== What is needed ==
Find every line in the records below that holds the word "παγοθραυστικά", and copy it out.

BEGIN Information shown

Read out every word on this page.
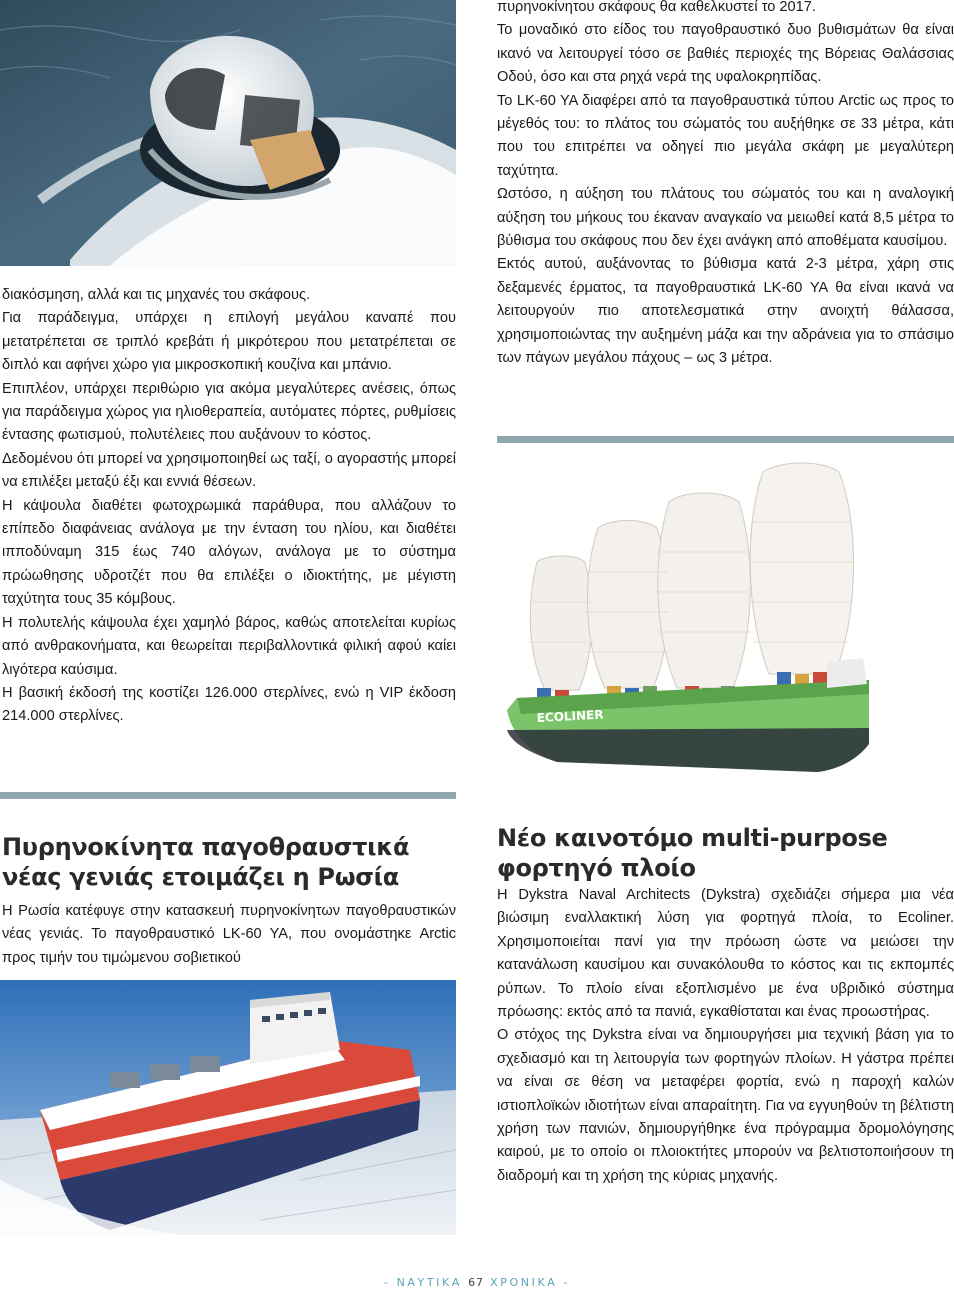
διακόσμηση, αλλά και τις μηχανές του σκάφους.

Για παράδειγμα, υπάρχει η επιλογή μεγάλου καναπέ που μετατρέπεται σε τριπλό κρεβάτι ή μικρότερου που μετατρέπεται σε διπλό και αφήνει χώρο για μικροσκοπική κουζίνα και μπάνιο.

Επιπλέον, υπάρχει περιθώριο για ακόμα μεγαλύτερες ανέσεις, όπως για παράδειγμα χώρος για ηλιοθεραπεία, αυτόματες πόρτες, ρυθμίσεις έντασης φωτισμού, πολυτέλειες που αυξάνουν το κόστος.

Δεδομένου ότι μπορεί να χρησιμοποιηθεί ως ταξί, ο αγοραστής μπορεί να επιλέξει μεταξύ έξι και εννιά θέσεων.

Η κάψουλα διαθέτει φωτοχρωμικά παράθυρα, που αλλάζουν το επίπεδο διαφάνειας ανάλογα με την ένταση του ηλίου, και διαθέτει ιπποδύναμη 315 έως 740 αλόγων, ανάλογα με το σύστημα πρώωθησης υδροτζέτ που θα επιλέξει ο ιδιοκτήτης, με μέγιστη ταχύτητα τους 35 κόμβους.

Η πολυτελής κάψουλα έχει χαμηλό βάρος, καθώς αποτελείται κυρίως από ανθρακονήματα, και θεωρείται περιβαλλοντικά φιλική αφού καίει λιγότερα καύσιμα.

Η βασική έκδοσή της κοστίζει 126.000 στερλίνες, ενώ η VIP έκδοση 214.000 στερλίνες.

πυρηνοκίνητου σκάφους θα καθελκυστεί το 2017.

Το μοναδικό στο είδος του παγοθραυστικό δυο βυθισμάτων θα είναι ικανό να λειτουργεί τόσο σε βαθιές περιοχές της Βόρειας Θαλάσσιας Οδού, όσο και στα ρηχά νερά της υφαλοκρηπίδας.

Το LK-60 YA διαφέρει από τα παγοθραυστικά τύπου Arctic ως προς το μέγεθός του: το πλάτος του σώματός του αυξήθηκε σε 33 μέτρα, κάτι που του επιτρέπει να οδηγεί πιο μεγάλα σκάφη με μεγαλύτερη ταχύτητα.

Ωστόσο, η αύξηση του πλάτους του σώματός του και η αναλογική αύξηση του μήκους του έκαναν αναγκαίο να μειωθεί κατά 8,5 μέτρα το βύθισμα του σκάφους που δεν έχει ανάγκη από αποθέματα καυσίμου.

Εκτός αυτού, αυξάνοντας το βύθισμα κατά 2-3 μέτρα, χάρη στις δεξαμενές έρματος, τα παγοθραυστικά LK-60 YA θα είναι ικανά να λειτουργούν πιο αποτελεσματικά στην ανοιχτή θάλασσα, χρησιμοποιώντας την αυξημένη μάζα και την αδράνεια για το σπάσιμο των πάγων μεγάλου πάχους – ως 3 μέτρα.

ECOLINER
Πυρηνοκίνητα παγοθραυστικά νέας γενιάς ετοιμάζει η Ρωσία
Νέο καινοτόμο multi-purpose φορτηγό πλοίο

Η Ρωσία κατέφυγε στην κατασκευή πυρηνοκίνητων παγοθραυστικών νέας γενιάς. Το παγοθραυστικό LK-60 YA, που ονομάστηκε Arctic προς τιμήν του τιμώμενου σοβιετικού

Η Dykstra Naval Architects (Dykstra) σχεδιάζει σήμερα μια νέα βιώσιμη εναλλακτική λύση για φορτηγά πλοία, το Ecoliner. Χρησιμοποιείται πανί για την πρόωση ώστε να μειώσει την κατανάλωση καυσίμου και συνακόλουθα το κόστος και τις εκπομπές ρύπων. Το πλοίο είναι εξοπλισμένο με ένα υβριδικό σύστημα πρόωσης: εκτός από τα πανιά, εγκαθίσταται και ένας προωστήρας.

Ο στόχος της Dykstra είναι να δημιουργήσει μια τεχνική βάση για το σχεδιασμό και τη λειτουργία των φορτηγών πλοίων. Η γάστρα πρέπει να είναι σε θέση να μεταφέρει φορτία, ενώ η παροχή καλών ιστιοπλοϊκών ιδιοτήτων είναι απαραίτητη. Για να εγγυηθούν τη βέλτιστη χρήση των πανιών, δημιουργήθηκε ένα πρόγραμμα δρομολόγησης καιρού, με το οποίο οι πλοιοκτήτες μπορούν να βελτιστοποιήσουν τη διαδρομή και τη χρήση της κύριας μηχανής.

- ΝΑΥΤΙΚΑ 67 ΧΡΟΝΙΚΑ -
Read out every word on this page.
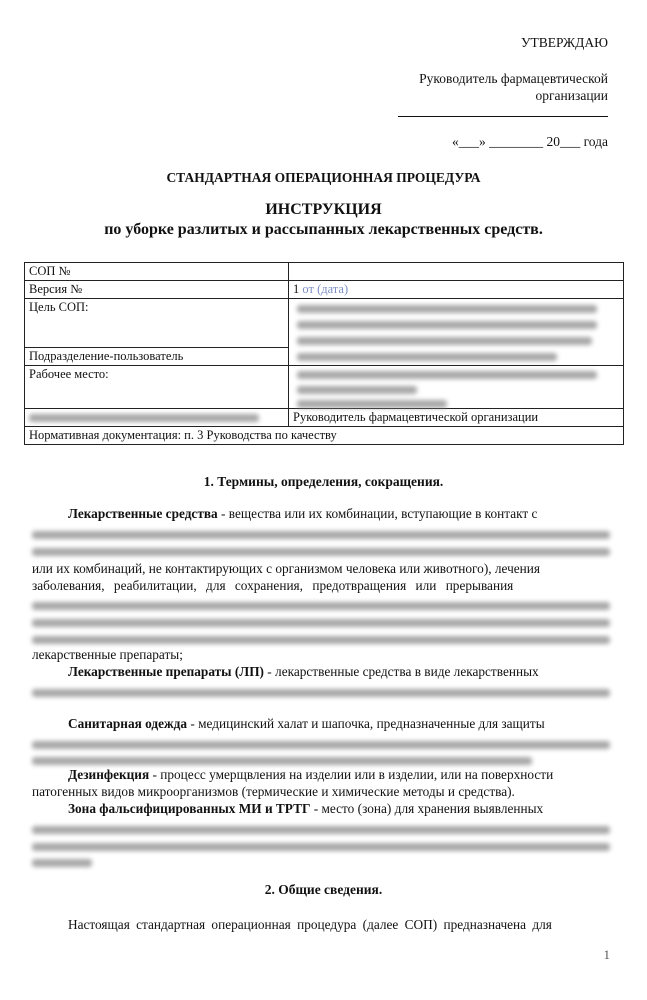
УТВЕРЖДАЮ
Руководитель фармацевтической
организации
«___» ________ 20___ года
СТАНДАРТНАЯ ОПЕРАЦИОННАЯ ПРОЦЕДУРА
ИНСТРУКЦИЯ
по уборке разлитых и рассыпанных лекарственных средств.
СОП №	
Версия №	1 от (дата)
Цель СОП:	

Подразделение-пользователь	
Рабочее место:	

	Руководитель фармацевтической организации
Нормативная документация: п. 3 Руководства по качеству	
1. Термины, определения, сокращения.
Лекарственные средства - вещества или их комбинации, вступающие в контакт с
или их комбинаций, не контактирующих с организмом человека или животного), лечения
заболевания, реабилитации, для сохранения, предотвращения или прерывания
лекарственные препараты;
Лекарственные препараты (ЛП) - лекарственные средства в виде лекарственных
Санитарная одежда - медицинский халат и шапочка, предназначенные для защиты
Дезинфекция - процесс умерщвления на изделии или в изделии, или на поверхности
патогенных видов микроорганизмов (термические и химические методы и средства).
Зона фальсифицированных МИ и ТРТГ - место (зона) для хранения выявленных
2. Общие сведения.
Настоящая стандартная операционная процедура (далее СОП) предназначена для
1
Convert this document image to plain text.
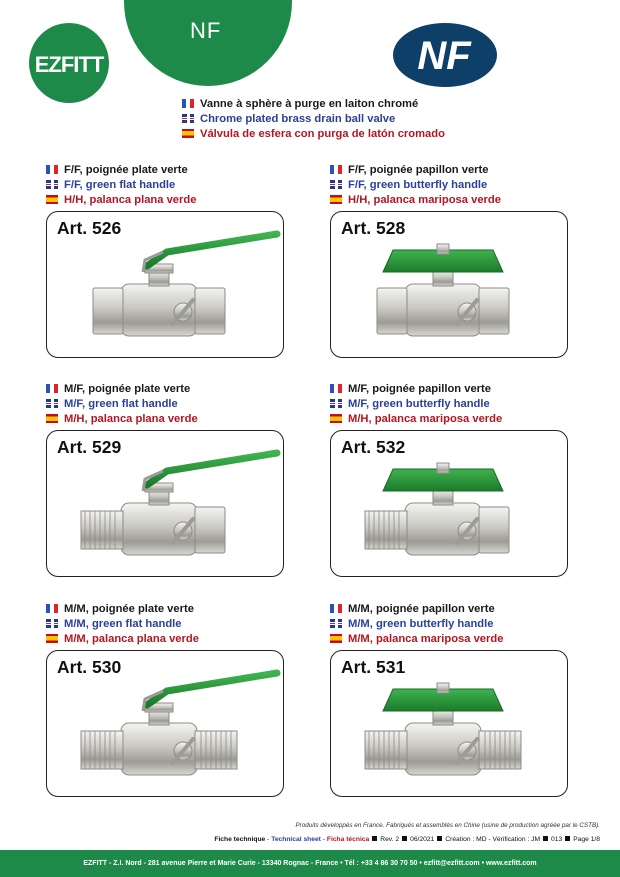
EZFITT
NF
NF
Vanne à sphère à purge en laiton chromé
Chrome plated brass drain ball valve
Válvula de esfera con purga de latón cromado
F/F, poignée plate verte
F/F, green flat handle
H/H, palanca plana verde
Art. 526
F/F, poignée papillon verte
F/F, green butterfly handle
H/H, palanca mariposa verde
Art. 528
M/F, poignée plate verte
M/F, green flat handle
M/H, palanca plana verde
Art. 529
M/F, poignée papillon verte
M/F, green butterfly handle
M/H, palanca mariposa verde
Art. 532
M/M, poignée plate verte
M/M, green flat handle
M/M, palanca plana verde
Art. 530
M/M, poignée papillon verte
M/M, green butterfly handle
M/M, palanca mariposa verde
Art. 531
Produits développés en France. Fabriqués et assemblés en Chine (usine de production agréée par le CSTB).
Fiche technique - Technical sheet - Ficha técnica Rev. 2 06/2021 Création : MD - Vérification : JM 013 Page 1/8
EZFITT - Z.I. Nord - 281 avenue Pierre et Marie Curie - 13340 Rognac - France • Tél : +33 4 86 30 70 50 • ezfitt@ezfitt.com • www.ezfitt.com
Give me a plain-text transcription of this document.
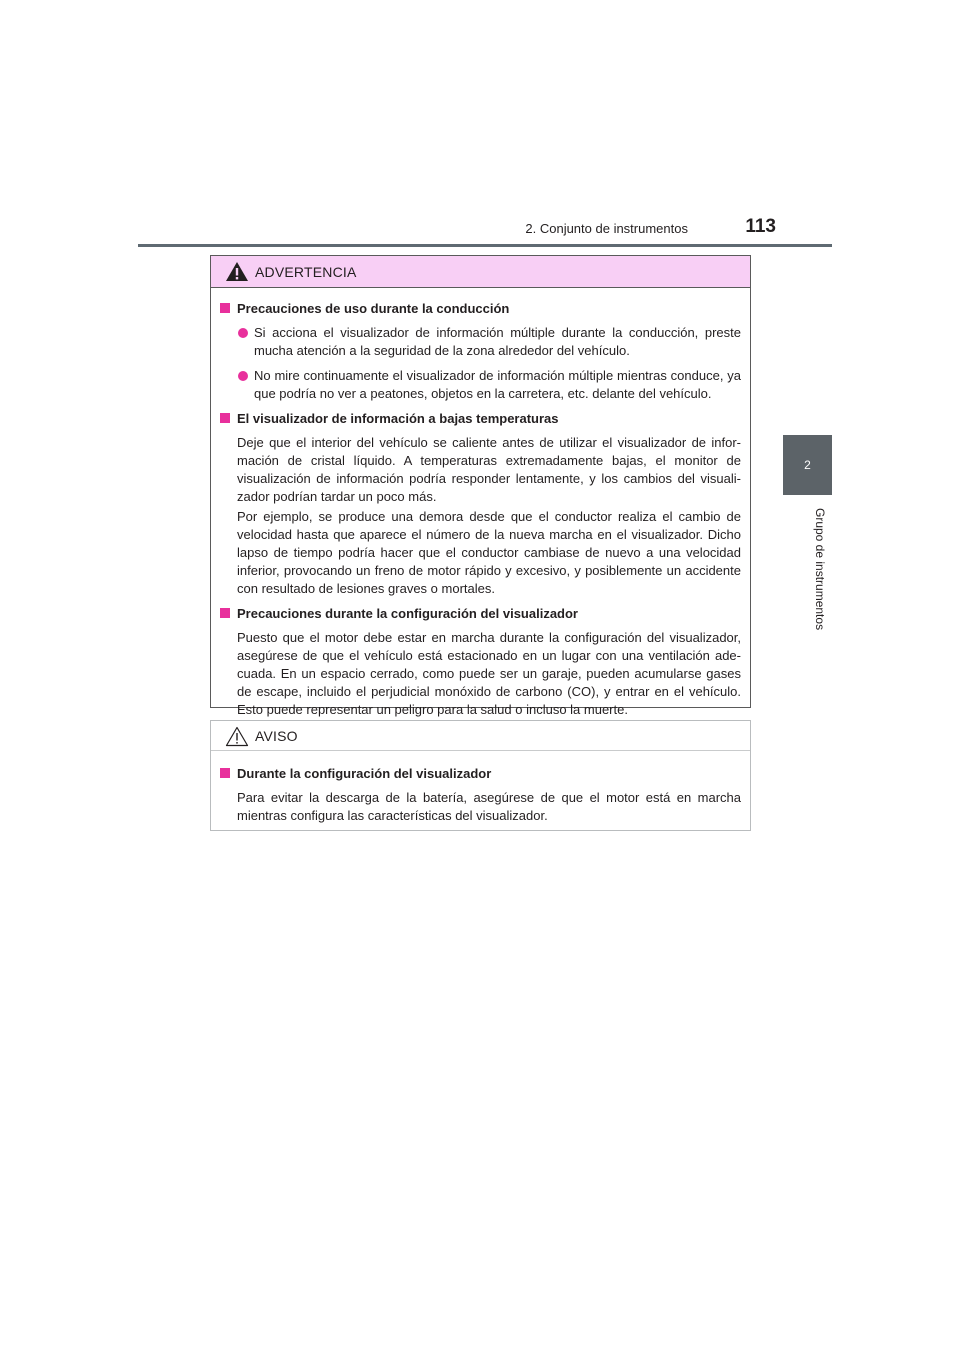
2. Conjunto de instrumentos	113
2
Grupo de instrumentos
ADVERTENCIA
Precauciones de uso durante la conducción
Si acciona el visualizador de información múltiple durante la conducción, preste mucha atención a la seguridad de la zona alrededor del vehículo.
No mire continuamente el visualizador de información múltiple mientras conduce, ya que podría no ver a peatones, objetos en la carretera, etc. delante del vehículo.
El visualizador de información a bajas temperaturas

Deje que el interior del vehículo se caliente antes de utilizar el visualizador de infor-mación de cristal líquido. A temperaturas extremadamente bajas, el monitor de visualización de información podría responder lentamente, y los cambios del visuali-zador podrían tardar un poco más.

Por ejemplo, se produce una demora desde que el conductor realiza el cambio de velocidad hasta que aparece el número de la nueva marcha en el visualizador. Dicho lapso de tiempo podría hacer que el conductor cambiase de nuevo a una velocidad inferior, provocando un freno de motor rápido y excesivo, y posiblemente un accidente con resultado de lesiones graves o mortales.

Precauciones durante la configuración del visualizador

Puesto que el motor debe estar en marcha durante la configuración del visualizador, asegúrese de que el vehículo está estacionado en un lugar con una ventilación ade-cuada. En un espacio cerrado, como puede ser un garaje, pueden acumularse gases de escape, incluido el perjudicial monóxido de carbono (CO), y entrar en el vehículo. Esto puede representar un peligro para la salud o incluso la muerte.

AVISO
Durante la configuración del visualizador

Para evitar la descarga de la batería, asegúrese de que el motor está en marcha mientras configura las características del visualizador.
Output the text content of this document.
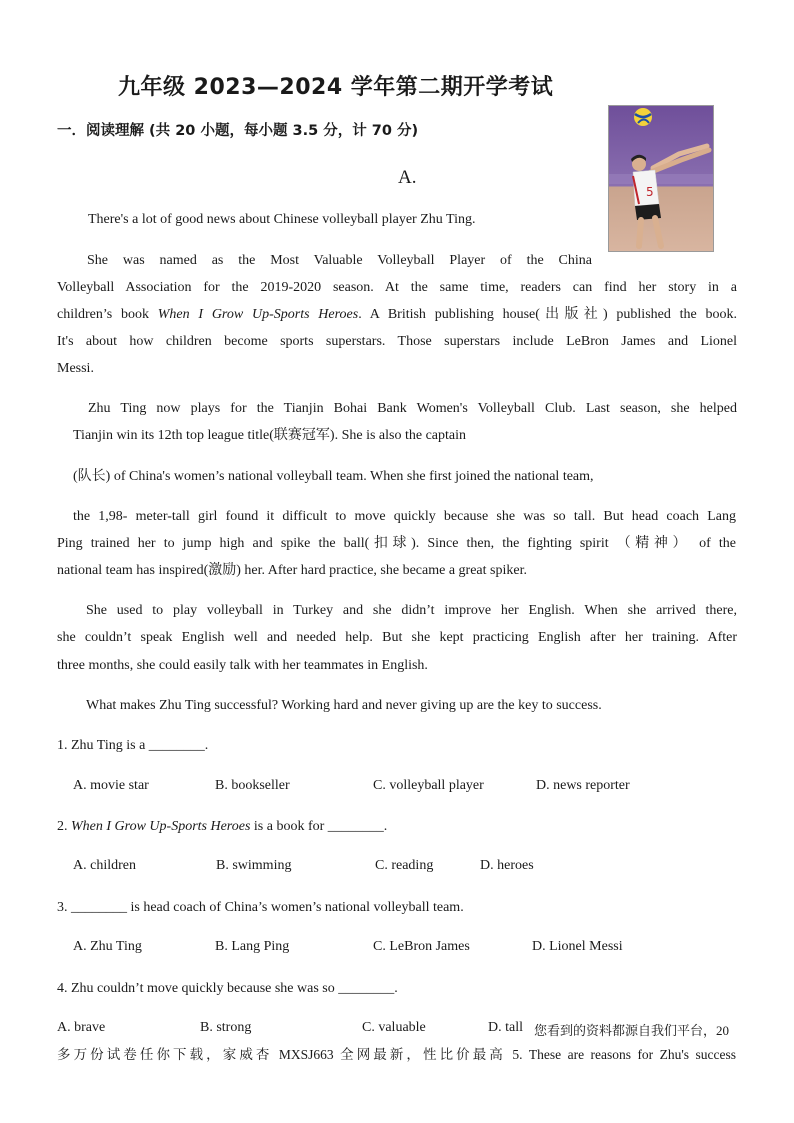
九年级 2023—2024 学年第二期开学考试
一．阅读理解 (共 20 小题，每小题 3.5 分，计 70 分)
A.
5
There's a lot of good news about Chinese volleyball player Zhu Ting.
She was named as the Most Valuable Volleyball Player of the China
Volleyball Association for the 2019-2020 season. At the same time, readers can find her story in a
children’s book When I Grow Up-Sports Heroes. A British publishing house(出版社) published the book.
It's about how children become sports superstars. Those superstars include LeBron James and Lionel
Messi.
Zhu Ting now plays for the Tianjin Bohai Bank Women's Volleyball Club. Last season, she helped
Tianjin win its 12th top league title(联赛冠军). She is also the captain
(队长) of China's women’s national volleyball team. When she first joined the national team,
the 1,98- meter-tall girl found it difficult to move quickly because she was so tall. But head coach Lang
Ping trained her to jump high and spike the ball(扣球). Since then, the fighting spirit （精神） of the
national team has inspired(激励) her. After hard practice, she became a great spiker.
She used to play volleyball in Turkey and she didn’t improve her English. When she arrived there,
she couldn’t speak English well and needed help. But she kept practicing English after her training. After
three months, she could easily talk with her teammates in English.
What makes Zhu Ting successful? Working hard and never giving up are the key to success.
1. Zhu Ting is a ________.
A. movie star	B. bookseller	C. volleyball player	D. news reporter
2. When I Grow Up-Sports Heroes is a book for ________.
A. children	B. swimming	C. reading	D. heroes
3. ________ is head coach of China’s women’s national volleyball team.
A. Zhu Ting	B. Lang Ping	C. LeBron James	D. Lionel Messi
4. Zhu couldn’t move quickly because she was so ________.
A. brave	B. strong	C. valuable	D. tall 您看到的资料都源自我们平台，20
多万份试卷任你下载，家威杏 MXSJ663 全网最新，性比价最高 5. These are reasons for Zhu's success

END Information shown

== Answer ==
Το LK-60 YA διαφέρει από τα παγοθραυστικά τύπου Arctic ως προς το μέγεθός του: το πλάτος του σώματός του αυξήθηκε σε 33 μέτρα, κάτι που του επιτρέπει να οδηγεί πιο μεγάλα σκάφη με μεγαλύτερη ταχύτητα.
Εκτός αυτού, αυξάνοντας το βύθισμα κατά 2-3 μέτρα, χάρη στις δεξαμενές έρματος, τα παγοθραυστικά LK-60 YA θα είναι ικανά να λειτουργούν πιο αποτελεσματικά στην ανοιχτή θάλασσα, χρησιμοποιώντας την αυξημένη μάζα και την αδράνεια για το σπάσιμο των πάγων μεγάλου πάχους – ως 3 μέτρα.
Πυρηνοκίνητα παγοθραυστικά νέας γενιάς ετοιμάζει η Ρωσία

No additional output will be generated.